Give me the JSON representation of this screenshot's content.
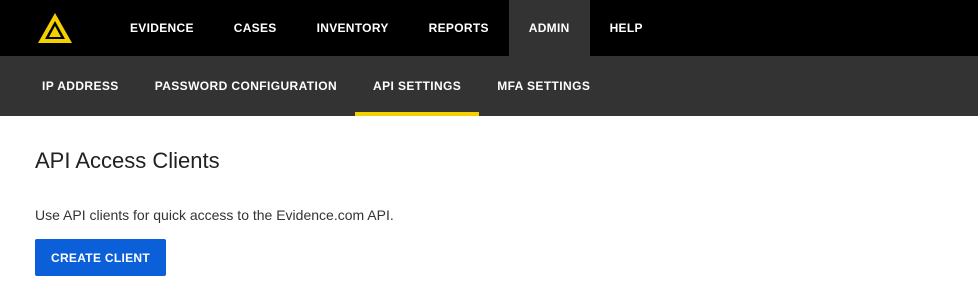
{
  "brand": {
    "logo_icon": "axon-delta-logo-icon",
    "logo_color": "#f5d000"
  },
  "topnav": {
    "items": [
      {
        "label": "EVIDENCE"
      },
      {
        "label": "CASES"
      },
      {
        "label": "INVENTORY"
      },
      {
        "label": "REPORTS"
      },
      {
        "label": "ADMIN",
        "active": true
      },
      {
        "label": "HELP"
      }
    ]
  },
  "subnav": {
    "items": [
      {
        "label": "IP ADDRESS"
      },
      {
        "label": "PASSWORD CONFIGURATION"
      },
      {
        "label": "API SETTINGS",
        "active": true
      },
      {
        "label": "MFA SETTINGS"
      }
    ],
    "active_indicator_color": "#f5d000"
  },
  "main": {
    "title": "API Access Clients",
    "description": "Use API clients for quick access to the Evidence.com API.",
    "create_button_label": "CREATE CLIENT",
    "create_button_color": "#0b5fd8"
  }
}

____

• _Short problem_: Copy the material above in full and exactly, skipping pictures.

• _Reply_:
Give me the JSON representation of this screenshot's content.
{
  "brand": {
    "logo_icon": "axon-delta-logo-icon",
    "logo_color": "#f5d000"
  },
  "topnav": {
    "items": [
      {
        "label": "EVIDENCE"
      },
      {
        "label": "CASES"
      },
      {
        "label": "INVENTORY"
      },
      {
        "label": "REPORTS"
      },
      {
        "label": "ADMIN",
        "active": true
      },
      {
        "label": "HELP"
      }
    ]
  },
  "subnav": {
    "items": [
      {
        "label": "IP ADDRESS"
      },
      {
        "label": "PASSWORD CONFIGURATION"
      },
      {
        "label": "API SETTINGS",
        "active": true
      },
      {
        "label": "MFA SETTINGS"
      }
    ],
    "active_indicator_color": "#f5d000"
  },
  "main": {
    "title": "API Access Clients",
    "description": "Use API clients for quick access to the Evidence.com API.",
    "create_button_label": "CREATE CLIENT",
    "create_button_color": "#0b5fd8"
  }
}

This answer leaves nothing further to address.